::: Data rows
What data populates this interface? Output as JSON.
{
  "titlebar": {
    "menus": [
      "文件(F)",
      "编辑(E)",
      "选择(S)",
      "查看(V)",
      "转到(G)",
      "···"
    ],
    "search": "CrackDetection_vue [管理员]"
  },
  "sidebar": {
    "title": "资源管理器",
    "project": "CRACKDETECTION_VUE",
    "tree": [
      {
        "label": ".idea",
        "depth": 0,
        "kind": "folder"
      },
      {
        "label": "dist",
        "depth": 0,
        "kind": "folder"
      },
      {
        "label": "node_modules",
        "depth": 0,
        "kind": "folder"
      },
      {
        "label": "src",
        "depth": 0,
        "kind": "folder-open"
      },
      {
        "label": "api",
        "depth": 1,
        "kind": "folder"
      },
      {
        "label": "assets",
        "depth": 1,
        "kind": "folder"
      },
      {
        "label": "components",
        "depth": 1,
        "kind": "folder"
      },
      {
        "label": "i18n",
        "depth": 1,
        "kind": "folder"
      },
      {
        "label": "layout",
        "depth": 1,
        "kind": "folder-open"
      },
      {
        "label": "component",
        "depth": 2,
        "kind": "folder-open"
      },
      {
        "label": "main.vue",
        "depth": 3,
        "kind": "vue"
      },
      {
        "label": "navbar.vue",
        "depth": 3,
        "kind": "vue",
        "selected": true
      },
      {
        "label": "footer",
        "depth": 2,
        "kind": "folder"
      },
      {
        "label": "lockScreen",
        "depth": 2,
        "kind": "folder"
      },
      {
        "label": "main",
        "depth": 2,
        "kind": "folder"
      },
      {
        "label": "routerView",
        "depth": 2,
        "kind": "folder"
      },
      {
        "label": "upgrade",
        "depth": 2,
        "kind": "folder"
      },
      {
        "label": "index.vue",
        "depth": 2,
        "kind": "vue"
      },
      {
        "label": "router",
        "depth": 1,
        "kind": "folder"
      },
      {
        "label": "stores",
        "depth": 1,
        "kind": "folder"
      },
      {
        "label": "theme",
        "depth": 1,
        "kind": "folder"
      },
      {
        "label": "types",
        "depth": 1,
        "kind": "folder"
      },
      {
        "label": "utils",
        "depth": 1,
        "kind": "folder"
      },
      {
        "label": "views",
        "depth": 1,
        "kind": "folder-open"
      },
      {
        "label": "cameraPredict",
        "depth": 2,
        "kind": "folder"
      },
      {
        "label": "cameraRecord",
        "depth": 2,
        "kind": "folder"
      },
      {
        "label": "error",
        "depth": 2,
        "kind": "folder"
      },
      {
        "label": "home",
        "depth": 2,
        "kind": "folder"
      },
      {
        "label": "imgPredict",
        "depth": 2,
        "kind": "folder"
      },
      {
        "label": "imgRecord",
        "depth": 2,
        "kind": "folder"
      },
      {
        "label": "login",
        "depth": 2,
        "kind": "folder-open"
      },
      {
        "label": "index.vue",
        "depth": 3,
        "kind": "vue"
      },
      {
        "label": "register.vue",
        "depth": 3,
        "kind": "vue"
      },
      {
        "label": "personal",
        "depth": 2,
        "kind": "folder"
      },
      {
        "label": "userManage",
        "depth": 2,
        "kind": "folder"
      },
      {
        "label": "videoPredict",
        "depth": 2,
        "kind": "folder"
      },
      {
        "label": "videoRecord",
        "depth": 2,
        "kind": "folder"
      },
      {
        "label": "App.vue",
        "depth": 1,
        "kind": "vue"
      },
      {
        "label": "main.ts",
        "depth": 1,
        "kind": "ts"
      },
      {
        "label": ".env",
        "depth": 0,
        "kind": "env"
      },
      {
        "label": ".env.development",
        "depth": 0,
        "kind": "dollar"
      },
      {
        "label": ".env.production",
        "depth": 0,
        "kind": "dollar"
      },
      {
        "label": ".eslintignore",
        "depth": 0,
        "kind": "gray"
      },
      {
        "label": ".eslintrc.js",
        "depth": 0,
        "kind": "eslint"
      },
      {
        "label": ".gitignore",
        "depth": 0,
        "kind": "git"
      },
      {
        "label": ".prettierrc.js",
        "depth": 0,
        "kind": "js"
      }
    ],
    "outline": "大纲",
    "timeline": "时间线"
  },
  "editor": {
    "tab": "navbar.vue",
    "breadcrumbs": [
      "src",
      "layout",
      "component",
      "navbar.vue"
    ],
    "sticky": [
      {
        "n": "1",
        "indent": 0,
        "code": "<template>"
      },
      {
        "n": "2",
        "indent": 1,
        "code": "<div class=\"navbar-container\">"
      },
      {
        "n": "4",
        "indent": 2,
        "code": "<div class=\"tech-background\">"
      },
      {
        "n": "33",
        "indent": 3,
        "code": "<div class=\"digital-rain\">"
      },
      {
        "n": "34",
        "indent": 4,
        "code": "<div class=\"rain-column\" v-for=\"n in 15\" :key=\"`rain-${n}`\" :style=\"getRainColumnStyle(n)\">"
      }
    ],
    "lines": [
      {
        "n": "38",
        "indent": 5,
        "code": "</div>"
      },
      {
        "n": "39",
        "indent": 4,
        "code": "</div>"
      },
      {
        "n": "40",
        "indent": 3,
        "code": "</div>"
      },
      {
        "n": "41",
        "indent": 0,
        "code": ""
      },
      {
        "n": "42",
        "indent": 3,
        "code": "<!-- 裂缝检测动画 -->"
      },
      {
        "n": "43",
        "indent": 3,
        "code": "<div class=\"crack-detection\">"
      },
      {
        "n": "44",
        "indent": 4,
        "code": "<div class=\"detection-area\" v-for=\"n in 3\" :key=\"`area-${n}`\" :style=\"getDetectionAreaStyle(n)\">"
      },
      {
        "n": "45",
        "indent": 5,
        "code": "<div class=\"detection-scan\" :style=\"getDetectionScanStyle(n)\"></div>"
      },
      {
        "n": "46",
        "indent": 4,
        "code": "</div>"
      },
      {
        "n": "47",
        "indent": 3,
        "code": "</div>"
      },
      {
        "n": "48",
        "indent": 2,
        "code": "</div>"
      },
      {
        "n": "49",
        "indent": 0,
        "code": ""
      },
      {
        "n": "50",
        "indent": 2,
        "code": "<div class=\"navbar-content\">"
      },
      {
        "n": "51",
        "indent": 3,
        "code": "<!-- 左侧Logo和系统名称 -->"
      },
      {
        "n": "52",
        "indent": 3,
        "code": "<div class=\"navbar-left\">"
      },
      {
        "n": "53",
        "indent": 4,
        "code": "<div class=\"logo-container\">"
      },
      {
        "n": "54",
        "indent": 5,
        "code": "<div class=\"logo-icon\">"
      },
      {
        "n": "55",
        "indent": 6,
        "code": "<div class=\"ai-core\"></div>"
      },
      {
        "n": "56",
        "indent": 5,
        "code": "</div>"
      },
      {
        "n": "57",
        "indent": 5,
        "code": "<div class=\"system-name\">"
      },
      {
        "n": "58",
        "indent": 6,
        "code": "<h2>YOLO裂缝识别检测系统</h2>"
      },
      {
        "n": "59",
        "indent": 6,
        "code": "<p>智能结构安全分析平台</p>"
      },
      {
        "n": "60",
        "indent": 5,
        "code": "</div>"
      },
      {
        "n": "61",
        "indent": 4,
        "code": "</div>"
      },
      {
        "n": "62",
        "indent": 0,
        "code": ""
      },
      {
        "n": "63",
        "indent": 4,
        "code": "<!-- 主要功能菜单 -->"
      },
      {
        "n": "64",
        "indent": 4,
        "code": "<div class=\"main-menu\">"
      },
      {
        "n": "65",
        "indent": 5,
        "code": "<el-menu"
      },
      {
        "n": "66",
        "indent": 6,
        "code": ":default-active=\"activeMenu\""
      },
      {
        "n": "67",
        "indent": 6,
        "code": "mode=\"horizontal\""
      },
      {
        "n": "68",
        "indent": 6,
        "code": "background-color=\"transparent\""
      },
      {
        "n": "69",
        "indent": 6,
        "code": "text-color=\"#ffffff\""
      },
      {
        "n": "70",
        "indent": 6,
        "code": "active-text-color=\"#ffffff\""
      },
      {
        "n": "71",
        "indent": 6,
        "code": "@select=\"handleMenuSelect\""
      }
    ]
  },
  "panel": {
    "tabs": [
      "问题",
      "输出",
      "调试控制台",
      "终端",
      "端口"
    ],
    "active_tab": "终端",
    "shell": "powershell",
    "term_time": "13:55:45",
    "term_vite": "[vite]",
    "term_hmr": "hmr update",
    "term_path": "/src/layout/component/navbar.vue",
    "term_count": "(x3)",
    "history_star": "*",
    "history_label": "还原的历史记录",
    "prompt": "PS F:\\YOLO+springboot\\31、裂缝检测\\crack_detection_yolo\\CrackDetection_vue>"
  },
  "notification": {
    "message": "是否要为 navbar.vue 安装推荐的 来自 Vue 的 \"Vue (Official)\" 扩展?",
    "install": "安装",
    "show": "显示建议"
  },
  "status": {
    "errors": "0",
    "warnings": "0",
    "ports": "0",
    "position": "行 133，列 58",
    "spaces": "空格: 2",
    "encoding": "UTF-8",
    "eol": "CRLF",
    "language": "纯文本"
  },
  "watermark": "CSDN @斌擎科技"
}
::::::
▸ **Stated problem**:
Identify every line where the string "layout" appears.

▸ **The solution**:
        "label": "layout",
      "layout",
    "term_path": "/src/layout/component/navbar.vue",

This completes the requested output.